» Given instruction:
Look through the data for the string "ajunews". Copy every line where it is found.

━━━

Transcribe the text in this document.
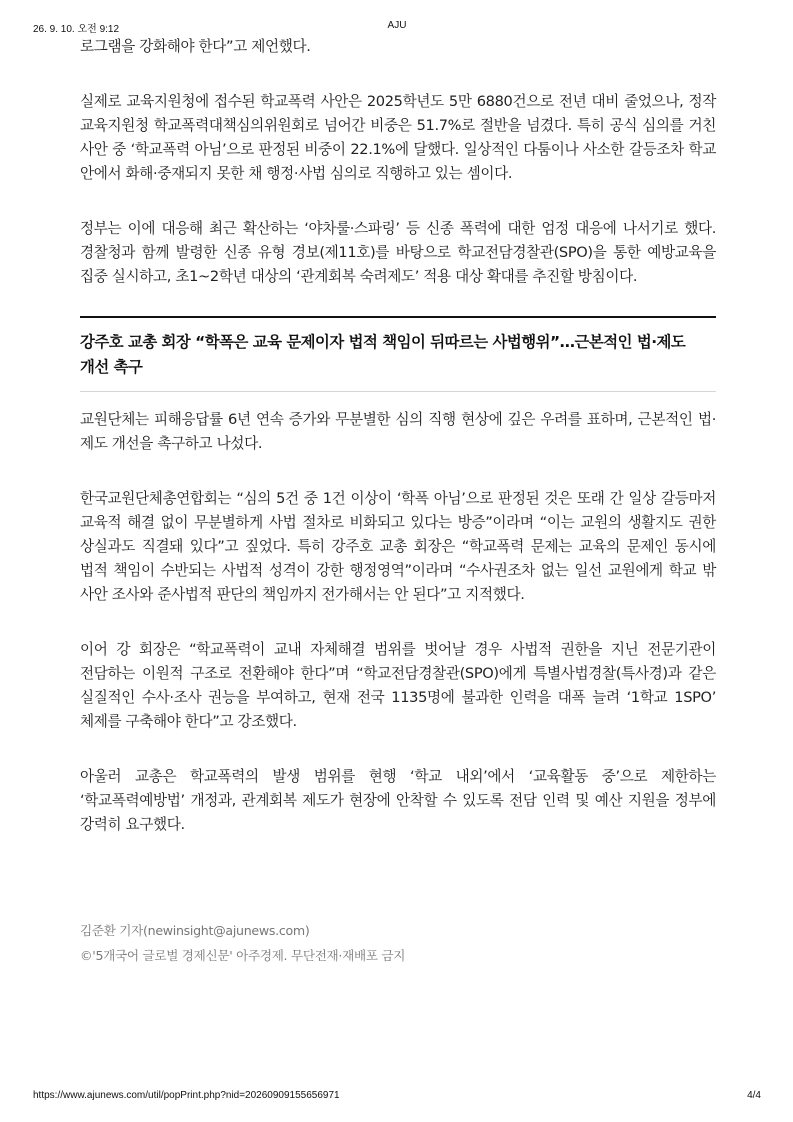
26. 9. 10. 오전 9:12	AJU

로그램을 강화해야 한다”고 제언했다.

실제로 교육지원청에 접수된 학교폭력 사안은 2025학년도 5만 6880건으로 전년 대비 줄었으나, 정작 교육지원청 학교폭력대책심의위원회로 넘어간 비중은 51.7%로 절반을 넘겼다. 특히 공식 심의를 거친 사안 중 ‘학교폭력 아님’으로 판정된 비중이 22.1%에 달했다. 일상적인 다툼이나 사소한 갈등조차 학교 안에서 화해·중재되지 못한 채 행정·사법 심의로 직행하고 있는 셈이다.

정부는 이에 대응해 최근 확산하는 ‘야차룰·스파링’ 등 신종 폭력에 대한 엄정 대응에 나서기로 했다. 경찰청과 함께 발령한 신종 유형 경보(제11호)를 바탕으로 학교전담경찰관(SPO)을 통한 예방교육을 집중 실시하고, 초1~2학년 대상의 ‘관계회복 숙려제도’ 적용 대상 확대를 추진할 방침이다.

강주호 교총 회장 “학폭은 교육 문제이자 법적 책임이 뒤따르는 사법행위”…근본적인 법·제도 개선 촉구

교원단체는 피해응답률 6년 연속 증가와 무분별한 심의 직행 현상에 깊은 우려를 표하며, 근본적인 법·제도 개선을 촉구하고 나섰다.

한국교원단체총연합회는 “심의 5건 중 1건 이상이 ‘학폭 아님’으로 판정된 것은 또래 간 일상 갈등마저 교육적 해결 없이 무분별하게 사법 절차로 비화되고 있다는 방증”이라며 “이는 교원의 생활지도 권한 상실과도 직결돼 있다”고 짚었다. 특히 강주호 교총 회장은 “학교폭력 문제는 교육의 문제인 동시에 법적 책임이 수반되는 사법적 성격이 강한 행정영역”이라며 “수사권조차 없는 일선 교원에게 학교 밖 사안 조사와 준사법적 판단의 책임까지 전가해서는 안 된다”고 지적했다.

이어 강 회장은 “학교폭력이 교내 자체해결 범위를 벗어날 경우 사법적 권한을 지닌 전문기관이 전담하는 이원적 구조로 전환해야 한다”며 “학교전담경찰관(SPO)에게 특별사법경찰(특사경)과 같은 실질적인 수사·조사 권능을 부여하고, 현재 전국 1135명에 불과한 인력을 대폭 늘려 ‘1학교 1SPO’ 체제를 구축해야 한다”고 강조했다.

아울러 교총은 학교폭력의 발생 범위를 현행 ‘학교 내외’에서 ‘교육활동 중’으로 제한하는 ‘학교폭력예방법’ 개정과, 관계회복 제도가 현장에 안착할 수 있도록 전담 인력 및 예산 지원을 정부에 강력히 요구했다.

김준환 기자(newinsight@ajunews.com)
©'5개국어 글로벌 경제신문' 아주경제. 무단전재·재배포 금지
https://www.ajunews.com/util/popPrint.php?nid=20260909155656971	4/4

━━━

» Written response:
김준환 기자(newinsight@ajunews.com)
https://www.ajunews.com/util/popPrint.php?nid=20260909155656971	4/4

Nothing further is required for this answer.